Stated problem:
Pick out every line in the items below that contains the string "close", and copy each such line in full.

The input:
__________________________________________________
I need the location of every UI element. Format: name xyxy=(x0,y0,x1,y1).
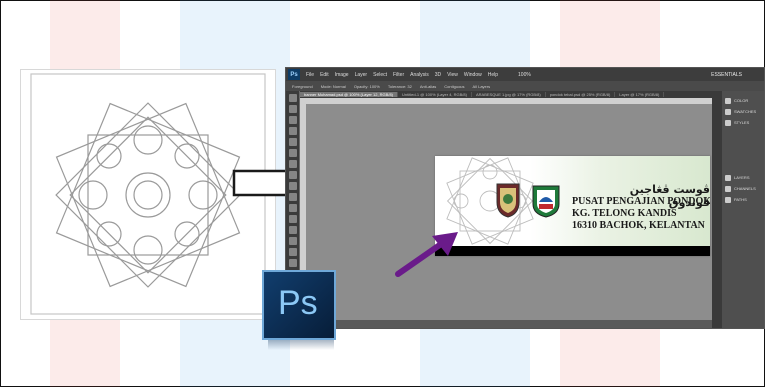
__________________________________________________
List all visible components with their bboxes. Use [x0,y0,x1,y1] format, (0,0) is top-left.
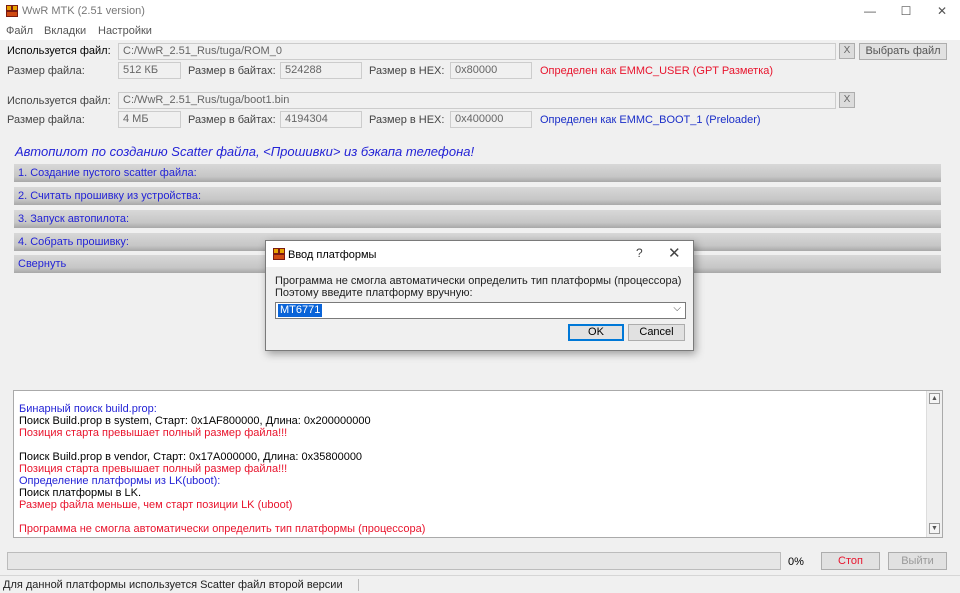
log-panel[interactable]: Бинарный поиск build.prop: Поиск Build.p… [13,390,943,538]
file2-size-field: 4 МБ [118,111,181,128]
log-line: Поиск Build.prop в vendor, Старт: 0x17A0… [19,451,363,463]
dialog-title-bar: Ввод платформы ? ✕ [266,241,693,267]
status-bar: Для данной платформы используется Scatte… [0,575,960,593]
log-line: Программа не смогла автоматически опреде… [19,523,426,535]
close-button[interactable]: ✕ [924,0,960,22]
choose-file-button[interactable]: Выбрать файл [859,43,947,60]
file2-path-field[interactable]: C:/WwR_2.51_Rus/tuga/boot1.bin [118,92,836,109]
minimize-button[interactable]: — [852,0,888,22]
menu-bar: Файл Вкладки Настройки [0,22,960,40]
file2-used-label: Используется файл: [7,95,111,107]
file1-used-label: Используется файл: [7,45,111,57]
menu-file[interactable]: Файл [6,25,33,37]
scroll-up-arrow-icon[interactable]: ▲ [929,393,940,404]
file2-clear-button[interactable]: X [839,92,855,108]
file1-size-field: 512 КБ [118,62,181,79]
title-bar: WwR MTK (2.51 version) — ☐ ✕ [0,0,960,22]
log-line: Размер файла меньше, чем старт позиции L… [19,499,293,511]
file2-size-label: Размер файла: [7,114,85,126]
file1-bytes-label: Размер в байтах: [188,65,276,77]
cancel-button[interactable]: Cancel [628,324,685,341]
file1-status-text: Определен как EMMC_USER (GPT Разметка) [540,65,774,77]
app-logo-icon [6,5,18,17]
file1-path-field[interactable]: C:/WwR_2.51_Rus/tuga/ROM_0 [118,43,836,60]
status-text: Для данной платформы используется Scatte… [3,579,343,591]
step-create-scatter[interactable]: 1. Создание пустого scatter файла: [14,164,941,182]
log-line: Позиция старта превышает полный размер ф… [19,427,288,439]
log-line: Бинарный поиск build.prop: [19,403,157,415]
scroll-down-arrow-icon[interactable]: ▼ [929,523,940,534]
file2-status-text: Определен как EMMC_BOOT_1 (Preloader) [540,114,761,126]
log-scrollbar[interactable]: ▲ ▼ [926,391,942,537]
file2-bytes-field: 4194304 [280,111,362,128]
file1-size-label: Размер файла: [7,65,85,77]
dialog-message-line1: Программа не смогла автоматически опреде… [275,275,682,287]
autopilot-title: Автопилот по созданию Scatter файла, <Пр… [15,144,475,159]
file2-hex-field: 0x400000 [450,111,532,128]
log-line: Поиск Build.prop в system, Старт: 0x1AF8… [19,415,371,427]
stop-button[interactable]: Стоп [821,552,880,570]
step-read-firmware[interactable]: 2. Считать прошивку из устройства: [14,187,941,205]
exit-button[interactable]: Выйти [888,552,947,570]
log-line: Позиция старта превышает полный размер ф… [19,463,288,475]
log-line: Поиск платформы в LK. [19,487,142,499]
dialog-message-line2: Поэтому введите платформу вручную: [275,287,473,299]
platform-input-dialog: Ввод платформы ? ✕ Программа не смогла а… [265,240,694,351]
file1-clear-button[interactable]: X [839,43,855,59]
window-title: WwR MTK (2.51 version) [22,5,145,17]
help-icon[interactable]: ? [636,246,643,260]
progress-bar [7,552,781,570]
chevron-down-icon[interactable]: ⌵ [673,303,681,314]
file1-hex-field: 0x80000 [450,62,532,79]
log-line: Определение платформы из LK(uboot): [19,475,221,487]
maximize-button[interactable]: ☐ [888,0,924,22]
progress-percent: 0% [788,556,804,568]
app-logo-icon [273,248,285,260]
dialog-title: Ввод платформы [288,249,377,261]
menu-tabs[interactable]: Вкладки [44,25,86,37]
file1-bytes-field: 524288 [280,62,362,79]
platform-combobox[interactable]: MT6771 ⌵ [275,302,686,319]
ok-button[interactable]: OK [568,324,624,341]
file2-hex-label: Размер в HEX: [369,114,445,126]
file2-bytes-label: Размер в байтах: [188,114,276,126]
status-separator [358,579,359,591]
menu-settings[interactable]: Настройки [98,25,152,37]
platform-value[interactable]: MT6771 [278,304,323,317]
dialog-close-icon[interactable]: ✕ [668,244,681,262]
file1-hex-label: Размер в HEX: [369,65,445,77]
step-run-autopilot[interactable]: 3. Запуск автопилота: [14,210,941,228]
__________________________________________________
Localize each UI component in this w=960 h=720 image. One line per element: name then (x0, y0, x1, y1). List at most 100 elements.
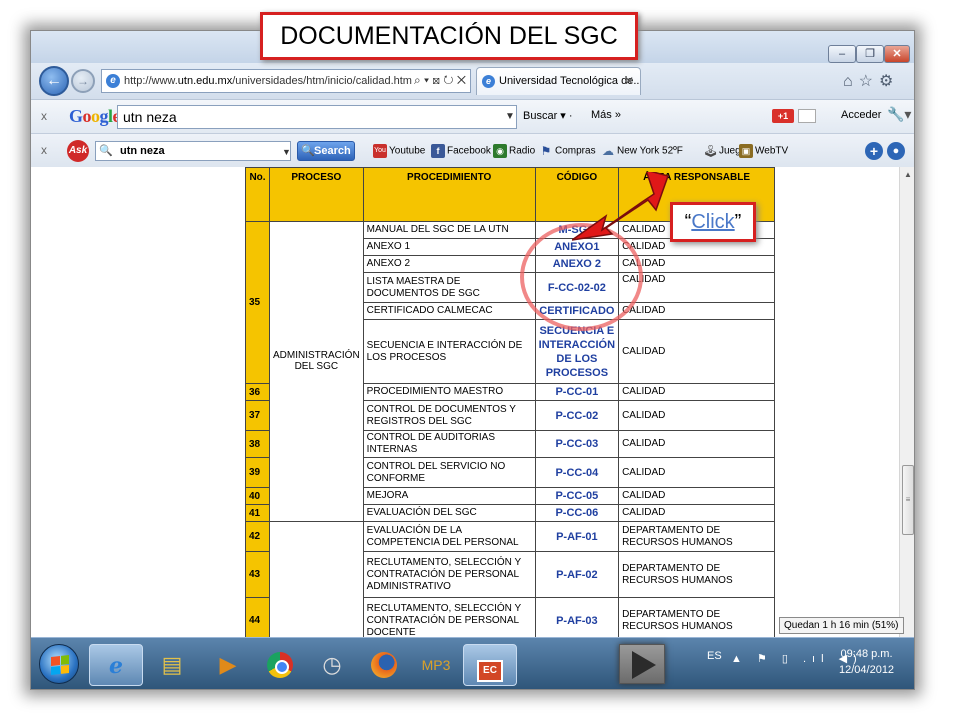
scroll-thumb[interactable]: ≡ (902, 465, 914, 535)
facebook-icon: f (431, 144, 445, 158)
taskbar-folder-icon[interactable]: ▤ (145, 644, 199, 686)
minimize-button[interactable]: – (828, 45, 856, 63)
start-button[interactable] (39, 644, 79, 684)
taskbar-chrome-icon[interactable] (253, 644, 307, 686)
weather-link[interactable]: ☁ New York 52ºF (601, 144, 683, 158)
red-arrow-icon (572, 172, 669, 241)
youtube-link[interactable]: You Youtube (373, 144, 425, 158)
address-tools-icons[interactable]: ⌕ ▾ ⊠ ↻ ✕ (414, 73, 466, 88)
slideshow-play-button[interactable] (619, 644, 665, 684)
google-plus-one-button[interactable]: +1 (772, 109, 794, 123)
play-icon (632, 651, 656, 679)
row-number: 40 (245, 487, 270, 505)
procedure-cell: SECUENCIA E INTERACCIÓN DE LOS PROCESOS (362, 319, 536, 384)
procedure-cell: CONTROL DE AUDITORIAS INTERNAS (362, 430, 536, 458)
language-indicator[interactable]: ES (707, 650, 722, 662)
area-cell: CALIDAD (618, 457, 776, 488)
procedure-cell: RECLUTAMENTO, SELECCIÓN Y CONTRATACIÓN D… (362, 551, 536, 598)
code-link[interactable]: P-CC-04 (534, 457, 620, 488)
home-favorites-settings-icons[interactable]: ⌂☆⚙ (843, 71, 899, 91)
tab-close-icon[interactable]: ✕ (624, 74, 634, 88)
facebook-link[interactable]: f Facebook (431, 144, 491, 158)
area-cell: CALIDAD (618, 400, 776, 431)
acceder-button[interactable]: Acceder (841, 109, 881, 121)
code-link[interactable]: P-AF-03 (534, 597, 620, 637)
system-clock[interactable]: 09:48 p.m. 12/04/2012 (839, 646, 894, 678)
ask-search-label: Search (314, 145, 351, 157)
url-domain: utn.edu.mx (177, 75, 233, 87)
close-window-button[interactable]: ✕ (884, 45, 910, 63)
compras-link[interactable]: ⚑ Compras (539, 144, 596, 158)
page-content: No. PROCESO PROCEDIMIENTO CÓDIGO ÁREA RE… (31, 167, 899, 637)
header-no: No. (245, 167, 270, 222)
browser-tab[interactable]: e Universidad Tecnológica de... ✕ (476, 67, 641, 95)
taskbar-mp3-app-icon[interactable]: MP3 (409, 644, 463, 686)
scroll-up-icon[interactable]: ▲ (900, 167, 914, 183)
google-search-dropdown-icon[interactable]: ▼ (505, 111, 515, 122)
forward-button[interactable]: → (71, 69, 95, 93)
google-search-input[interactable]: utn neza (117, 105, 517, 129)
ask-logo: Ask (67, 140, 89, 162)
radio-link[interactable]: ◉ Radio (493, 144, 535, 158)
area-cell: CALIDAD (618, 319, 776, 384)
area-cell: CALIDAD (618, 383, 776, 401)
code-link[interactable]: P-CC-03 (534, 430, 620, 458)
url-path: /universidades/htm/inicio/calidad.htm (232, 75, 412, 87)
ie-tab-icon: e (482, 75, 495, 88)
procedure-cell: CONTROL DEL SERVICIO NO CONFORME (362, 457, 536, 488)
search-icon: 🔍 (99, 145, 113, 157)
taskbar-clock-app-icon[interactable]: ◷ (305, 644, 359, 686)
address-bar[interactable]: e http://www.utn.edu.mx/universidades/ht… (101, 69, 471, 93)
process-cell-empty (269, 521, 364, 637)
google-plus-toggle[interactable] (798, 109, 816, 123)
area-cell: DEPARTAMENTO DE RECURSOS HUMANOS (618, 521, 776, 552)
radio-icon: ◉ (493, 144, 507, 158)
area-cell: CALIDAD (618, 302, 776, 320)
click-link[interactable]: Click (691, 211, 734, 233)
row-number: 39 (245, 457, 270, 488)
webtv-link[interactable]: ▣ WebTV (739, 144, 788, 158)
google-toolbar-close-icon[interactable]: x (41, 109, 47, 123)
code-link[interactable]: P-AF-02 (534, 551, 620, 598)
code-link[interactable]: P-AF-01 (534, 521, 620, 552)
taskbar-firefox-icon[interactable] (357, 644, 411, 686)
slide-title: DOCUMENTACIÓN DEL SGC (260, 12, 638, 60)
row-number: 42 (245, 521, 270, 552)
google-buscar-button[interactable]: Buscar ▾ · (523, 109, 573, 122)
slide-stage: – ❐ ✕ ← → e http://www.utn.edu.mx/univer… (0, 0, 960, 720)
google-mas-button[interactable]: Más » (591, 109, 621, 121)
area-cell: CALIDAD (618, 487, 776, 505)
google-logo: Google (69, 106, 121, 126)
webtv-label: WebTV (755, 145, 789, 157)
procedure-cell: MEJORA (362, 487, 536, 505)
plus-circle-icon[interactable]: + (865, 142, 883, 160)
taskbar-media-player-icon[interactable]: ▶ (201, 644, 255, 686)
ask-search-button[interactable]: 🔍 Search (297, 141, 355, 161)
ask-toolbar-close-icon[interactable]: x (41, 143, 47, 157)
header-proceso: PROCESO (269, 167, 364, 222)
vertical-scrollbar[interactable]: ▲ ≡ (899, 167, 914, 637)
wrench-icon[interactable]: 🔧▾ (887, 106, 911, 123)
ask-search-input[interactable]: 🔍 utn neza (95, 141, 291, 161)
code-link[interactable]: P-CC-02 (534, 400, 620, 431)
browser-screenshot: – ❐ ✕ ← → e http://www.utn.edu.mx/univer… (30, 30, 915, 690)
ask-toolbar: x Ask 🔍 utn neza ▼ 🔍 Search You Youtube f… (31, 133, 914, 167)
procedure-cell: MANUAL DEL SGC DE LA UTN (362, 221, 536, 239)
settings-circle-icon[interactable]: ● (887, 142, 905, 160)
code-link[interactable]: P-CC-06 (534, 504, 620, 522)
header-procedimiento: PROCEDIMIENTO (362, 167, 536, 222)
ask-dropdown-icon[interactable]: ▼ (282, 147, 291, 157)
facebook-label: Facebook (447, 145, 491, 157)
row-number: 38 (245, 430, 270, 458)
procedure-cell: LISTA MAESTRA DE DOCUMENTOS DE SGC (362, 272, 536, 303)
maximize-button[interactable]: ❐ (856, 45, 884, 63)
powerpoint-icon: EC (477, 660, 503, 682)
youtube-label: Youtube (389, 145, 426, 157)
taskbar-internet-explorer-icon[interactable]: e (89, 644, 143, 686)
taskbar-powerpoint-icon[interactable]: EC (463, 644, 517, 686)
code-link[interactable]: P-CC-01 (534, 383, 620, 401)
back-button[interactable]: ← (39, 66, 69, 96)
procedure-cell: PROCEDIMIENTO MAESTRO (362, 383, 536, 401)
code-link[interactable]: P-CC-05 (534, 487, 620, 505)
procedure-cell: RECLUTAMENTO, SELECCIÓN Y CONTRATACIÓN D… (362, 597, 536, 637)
__________________________________________________
The result:
close-button[interactable]: ✕ [924,0,960,22]
dialog-close-icon[interactable]: ✕ [668,244,681,262]
tab-close-icon[interactable]: ✕ (624, 74, 634, 88)
close-window-button[interactable]: ✕ (884, 45, 910, 63)
google-toolbar-close-icon[interactable]: x (41, 109, 47, 123)
ask-toolbar-close-icon[interactable]: x (41, 143, 47, 157)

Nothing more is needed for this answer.